# Data lines
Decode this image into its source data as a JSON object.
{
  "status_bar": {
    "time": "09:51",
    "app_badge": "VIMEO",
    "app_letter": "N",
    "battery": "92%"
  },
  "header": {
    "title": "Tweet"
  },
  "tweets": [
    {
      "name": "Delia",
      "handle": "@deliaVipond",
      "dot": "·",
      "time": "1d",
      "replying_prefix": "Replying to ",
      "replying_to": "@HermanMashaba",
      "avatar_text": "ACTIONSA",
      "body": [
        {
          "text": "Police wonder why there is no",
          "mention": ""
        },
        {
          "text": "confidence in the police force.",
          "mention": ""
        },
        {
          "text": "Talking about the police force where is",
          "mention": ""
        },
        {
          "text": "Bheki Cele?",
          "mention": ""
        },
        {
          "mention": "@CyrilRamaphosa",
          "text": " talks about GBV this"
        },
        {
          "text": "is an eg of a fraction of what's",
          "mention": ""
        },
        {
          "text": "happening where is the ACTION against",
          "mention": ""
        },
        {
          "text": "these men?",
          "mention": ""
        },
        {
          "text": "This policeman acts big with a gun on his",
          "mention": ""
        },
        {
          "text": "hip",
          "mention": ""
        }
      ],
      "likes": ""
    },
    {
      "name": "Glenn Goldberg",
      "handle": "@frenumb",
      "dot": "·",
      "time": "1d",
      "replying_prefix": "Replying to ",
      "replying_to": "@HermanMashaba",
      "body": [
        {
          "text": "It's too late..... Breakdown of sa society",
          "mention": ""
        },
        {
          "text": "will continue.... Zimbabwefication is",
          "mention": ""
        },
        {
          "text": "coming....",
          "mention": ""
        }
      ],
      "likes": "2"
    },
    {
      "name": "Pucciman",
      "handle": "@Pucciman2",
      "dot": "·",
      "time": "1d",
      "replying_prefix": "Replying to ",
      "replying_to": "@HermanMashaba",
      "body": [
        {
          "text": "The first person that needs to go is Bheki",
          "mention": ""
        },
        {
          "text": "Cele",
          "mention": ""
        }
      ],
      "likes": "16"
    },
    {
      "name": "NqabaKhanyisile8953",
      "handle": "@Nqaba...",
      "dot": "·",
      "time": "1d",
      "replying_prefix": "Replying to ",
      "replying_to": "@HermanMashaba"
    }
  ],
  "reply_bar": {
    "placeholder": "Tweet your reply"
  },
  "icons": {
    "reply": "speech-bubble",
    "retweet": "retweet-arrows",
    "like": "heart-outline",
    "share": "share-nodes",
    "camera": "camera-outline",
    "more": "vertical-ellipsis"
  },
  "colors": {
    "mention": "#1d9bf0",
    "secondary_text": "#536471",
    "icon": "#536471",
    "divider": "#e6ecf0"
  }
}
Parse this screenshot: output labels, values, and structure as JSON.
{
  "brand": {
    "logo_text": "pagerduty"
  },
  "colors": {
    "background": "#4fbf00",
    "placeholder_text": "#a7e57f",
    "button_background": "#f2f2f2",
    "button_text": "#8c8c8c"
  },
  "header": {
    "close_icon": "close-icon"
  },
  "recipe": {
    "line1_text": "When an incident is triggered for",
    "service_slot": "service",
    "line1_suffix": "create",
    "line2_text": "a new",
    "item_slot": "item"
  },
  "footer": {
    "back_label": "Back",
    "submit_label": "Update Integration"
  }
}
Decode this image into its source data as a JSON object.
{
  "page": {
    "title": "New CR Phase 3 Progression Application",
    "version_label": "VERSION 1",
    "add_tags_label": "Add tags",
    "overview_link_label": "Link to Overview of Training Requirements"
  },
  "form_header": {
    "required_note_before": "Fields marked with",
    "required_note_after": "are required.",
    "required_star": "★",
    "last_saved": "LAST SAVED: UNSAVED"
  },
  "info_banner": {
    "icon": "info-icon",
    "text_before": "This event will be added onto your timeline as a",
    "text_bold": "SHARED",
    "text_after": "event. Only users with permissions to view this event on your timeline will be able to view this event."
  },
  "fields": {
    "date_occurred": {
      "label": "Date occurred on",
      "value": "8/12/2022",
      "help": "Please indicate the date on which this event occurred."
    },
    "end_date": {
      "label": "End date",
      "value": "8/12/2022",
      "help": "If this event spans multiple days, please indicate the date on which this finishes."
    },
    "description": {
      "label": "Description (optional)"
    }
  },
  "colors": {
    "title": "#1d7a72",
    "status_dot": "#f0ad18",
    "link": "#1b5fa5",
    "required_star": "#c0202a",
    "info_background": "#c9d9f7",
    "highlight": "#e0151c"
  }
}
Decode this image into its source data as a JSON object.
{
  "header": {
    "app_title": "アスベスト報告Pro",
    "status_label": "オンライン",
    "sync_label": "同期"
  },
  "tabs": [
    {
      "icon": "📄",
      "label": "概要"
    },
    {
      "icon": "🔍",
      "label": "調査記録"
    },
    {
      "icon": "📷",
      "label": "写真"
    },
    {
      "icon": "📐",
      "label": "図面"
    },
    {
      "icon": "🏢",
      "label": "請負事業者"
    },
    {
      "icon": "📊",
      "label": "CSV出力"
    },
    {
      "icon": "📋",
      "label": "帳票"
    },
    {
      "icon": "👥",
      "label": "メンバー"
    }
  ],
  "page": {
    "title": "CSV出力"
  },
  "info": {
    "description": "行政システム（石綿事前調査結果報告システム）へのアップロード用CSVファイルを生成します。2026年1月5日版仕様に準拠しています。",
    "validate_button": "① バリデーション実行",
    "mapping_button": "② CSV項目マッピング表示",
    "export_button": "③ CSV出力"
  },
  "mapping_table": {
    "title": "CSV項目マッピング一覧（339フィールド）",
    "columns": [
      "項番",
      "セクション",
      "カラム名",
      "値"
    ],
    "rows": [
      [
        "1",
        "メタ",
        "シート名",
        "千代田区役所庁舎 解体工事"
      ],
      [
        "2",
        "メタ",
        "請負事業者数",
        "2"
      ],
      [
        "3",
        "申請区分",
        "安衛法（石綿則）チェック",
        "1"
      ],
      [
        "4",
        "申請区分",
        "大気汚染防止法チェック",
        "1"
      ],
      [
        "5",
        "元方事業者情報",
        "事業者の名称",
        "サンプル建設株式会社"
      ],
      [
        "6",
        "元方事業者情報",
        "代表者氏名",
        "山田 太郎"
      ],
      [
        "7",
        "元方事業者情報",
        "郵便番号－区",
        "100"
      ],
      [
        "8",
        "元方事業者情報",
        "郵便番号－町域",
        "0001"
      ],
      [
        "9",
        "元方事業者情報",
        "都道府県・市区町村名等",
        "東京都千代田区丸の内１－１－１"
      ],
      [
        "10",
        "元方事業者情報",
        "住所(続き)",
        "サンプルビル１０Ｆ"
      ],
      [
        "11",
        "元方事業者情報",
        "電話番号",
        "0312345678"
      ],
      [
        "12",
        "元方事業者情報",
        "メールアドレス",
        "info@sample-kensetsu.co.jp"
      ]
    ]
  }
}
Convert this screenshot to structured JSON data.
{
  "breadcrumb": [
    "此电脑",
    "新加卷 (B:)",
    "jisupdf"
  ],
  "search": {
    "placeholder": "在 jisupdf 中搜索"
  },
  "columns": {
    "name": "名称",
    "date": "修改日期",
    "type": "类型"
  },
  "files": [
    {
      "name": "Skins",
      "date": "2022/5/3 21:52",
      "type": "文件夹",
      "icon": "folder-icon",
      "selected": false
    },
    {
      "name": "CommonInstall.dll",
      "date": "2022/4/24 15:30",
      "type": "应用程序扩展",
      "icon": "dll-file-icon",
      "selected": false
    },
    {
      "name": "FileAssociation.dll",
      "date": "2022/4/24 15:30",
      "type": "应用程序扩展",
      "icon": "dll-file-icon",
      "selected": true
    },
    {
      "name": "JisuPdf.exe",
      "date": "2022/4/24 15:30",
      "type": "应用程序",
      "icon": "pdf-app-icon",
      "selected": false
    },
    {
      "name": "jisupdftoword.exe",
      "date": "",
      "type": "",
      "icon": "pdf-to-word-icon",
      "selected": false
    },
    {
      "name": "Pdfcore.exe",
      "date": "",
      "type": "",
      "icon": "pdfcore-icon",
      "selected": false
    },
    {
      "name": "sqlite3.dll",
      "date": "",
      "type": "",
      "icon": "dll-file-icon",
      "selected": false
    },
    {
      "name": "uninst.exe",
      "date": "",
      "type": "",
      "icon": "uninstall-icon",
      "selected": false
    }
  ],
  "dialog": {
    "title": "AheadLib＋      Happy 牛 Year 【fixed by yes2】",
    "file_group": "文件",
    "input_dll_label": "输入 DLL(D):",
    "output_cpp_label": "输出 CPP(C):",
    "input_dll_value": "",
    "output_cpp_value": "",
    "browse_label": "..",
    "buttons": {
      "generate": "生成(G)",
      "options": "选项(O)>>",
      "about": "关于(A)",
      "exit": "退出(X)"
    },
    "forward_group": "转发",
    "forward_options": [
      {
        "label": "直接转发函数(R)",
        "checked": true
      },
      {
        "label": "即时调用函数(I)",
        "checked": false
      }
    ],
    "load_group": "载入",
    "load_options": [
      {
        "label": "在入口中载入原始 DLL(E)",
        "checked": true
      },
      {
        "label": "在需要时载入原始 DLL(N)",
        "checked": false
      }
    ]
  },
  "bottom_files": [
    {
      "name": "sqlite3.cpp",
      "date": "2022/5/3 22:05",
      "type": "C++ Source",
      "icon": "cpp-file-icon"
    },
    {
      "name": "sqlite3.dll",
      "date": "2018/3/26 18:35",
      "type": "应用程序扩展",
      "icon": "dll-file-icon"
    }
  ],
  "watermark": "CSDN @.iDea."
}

# What to do
Look through the entries and find each line that has the string "your". Copy those lines.

# Problem solution
    "placeholder": "Tweet your reply"
    "text_before": "This event will be added onto your timeline as a",
    "text_after": "event. Only users with permissions to view this event on your timeline will be able to view this event."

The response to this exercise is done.